EXERCISE DESCRIPTION:
Give the number of lines that contain the string "comments", and nothing else.

PROVIDED RECORDS:
▽
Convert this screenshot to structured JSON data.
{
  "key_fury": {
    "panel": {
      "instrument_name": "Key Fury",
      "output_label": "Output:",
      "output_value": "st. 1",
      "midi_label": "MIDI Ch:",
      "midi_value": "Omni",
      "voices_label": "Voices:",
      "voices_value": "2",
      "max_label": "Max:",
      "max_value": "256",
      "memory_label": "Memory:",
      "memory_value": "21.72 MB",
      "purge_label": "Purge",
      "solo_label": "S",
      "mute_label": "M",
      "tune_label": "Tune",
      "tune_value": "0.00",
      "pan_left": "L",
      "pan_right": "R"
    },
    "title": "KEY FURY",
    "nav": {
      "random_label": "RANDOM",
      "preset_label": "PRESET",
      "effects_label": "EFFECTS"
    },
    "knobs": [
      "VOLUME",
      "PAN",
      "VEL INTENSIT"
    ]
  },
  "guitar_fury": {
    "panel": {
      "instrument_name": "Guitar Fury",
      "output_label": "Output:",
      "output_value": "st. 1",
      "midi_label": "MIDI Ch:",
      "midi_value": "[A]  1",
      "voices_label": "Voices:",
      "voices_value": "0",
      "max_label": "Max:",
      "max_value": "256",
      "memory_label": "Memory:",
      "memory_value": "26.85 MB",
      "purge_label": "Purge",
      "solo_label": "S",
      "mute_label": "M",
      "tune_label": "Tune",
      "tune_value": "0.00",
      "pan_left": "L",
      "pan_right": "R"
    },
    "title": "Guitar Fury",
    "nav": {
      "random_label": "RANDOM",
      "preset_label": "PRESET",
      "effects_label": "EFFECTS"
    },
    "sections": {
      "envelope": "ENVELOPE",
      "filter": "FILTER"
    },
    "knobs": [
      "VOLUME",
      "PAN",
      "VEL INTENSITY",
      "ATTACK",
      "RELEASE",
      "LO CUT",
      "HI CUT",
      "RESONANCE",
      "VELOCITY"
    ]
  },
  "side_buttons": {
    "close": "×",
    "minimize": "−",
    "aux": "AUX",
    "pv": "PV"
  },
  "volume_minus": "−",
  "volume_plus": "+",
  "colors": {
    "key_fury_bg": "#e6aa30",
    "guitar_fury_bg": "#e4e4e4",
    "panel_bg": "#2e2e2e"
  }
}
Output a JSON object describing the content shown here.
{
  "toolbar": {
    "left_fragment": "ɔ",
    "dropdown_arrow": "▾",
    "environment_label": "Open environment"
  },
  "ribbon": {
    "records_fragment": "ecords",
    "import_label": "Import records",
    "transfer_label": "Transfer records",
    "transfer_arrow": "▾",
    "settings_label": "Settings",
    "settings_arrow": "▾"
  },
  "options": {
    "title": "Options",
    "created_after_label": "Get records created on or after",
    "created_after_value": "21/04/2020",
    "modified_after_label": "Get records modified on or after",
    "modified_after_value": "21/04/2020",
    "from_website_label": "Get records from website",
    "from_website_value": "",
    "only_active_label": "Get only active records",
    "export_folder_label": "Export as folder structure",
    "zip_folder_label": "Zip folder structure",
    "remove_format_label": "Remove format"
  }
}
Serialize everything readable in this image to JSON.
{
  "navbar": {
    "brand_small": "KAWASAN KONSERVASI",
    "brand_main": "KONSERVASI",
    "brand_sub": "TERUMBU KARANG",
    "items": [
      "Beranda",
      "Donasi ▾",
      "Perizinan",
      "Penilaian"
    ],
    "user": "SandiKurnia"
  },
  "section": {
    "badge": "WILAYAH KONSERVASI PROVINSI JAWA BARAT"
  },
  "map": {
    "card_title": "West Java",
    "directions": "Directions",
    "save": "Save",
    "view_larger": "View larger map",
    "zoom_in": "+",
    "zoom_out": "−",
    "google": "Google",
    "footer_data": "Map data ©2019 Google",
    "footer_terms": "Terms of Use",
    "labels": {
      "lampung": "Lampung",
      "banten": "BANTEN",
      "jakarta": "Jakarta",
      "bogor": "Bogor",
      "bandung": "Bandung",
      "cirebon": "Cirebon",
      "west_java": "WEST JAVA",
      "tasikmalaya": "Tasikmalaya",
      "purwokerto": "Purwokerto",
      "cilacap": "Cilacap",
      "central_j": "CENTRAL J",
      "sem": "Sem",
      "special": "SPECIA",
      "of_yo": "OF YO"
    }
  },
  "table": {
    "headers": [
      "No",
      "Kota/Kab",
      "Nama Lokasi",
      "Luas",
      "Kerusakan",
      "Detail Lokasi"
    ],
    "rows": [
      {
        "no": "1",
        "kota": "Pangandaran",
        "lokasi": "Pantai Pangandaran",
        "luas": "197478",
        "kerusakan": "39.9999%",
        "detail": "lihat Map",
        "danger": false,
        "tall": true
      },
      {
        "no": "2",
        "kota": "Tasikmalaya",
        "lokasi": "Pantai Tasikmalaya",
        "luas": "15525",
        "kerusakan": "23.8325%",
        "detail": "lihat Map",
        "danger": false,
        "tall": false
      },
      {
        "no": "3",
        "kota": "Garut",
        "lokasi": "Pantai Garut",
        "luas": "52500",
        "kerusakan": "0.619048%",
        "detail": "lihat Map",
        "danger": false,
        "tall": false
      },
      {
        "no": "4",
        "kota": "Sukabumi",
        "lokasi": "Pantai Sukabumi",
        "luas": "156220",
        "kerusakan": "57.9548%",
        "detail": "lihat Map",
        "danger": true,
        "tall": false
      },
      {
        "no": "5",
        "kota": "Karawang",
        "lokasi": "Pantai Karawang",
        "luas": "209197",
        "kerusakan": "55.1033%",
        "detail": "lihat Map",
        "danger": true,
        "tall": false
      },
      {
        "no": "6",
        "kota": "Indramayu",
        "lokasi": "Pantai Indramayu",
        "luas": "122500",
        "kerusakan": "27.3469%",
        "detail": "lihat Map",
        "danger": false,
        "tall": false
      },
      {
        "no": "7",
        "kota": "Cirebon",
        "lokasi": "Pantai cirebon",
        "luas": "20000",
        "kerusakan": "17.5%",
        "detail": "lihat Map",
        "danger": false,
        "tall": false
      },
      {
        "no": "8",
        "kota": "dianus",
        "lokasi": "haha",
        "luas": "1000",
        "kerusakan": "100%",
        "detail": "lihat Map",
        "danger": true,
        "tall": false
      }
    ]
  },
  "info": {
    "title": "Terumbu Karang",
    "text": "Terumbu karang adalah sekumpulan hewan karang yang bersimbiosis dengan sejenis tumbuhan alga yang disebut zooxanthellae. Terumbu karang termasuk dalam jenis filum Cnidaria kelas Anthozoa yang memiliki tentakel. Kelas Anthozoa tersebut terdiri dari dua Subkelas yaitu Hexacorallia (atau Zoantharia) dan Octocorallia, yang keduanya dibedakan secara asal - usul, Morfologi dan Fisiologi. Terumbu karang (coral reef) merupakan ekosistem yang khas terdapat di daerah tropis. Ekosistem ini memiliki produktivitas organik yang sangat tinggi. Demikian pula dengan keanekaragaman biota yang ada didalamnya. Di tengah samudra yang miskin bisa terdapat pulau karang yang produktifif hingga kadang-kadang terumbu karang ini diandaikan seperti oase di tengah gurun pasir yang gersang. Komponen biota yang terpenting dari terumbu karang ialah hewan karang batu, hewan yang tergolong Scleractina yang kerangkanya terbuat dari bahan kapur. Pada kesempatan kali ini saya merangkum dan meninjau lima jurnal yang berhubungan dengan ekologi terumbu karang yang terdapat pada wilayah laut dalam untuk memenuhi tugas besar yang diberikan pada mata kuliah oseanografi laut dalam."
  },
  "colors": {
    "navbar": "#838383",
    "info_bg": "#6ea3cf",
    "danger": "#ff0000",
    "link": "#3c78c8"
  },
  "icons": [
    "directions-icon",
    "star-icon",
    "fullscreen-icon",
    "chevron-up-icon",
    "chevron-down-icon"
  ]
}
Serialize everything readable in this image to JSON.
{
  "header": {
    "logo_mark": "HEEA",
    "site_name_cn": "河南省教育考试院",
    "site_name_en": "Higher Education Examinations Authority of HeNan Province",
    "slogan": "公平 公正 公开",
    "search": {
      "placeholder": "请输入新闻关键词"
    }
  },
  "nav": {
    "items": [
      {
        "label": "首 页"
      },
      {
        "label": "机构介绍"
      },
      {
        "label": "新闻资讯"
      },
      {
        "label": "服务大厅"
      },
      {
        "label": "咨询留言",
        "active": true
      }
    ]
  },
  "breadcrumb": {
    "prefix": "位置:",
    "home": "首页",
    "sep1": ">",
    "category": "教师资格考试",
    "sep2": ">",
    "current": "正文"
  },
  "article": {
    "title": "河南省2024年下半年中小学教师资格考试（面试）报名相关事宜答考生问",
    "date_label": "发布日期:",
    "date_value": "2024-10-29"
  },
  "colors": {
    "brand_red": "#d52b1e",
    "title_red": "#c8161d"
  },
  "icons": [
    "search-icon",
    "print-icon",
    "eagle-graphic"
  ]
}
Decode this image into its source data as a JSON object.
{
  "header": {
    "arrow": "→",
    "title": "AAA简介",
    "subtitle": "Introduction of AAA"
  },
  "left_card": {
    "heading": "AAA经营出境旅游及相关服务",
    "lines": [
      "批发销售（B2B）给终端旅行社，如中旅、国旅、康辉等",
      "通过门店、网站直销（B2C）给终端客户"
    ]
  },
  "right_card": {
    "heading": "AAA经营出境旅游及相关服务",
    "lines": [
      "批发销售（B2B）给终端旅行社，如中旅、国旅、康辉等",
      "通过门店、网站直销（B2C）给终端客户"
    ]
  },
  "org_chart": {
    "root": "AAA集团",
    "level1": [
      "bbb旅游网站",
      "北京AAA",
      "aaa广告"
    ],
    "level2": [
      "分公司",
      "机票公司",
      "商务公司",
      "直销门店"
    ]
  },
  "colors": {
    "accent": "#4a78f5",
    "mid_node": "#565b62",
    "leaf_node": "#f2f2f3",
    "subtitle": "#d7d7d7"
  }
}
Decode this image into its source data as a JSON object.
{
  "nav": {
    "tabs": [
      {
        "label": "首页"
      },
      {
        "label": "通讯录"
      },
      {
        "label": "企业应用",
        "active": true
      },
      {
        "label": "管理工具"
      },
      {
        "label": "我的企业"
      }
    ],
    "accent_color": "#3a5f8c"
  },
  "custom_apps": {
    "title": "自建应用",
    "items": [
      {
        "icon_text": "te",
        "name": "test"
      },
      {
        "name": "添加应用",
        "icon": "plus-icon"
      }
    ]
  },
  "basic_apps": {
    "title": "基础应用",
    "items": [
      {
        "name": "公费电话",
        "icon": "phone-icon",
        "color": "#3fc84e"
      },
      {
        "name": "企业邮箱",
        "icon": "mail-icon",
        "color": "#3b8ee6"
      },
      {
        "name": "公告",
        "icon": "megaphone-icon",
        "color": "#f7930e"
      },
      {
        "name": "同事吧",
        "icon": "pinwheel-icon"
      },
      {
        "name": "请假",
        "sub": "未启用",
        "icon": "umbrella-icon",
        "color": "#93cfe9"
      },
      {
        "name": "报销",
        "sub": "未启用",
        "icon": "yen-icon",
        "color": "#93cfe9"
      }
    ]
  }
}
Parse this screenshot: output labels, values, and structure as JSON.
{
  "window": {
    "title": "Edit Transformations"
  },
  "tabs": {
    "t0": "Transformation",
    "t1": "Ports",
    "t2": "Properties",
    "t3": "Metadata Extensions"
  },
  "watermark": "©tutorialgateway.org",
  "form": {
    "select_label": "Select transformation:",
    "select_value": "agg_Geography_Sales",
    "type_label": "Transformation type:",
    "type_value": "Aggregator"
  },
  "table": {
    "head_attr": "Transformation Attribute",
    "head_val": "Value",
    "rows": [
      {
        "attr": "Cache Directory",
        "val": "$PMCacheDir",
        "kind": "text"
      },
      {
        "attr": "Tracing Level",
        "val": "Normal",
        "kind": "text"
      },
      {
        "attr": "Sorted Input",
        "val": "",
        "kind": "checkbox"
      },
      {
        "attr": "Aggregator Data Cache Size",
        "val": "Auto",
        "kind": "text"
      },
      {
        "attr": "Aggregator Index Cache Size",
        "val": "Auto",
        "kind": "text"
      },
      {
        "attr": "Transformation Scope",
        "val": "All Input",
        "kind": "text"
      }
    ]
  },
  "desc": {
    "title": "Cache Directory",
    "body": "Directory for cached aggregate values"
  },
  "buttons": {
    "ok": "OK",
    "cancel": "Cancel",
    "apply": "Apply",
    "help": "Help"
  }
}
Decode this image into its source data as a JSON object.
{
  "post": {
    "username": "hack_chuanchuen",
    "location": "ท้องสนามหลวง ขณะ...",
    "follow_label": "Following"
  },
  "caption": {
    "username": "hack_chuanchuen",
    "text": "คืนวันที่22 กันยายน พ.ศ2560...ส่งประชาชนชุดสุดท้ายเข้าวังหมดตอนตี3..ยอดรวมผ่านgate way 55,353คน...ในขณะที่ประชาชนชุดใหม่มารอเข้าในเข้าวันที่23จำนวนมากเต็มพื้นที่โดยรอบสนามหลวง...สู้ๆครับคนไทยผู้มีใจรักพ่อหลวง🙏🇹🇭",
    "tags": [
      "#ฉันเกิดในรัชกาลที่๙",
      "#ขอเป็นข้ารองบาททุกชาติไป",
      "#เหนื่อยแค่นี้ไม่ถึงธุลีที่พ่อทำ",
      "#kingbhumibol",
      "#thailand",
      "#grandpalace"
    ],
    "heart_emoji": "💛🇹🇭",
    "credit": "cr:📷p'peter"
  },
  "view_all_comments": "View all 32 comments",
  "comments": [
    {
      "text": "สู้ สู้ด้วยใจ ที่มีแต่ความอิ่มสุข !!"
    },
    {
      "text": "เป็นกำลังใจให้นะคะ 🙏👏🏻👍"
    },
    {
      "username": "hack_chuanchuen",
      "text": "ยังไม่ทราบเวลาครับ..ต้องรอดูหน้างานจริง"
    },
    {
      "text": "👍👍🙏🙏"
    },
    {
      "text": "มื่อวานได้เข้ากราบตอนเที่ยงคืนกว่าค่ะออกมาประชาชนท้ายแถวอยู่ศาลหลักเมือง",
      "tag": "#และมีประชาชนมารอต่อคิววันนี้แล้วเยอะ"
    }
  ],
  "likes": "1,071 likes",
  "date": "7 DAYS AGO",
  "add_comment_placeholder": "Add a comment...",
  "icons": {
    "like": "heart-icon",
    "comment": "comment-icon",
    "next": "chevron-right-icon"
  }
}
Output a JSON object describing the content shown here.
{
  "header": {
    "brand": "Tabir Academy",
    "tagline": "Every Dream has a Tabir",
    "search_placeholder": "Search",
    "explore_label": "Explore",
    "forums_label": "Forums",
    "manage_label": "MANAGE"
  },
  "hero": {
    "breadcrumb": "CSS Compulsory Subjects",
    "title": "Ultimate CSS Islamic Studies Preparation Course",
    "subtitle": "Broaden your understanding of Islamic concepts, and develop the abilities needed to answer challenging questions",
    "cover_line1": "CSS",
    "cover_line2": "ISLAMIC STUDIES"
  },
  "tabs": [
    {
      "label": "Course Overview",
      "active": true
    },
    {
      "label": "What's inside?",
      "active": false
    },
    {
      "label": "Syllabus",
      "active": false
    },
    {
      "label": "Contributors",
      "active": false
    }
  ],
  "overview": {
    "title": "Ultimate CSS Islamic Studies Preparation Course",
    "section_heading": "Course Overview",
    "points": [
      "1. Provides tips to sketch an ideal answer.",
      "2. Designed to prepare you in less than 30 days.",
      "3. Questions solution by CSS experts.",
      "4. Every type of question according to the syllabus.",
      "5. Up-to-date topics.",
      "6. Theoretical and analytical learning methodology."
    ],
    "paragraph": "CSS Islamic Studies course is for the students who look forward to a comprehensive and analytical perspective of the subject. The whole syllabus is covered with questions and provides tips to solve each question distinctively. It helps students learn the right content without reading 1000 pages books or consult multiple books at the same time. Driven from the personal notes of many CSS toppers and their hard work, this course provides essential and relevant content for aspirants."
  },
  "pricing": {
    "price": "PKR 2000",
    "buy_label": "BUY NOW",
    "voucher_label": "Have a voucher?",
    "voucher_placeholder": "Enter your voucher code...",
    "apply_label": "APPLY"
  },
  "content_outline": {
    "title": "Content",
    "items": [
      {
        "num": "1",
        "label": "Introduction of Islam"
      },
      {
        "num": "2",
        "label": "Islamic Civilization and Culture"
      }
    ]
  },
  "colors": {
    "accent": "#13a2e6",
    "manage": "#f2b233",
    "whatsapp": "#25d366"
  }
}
△
EXERCISE ANSWER:
2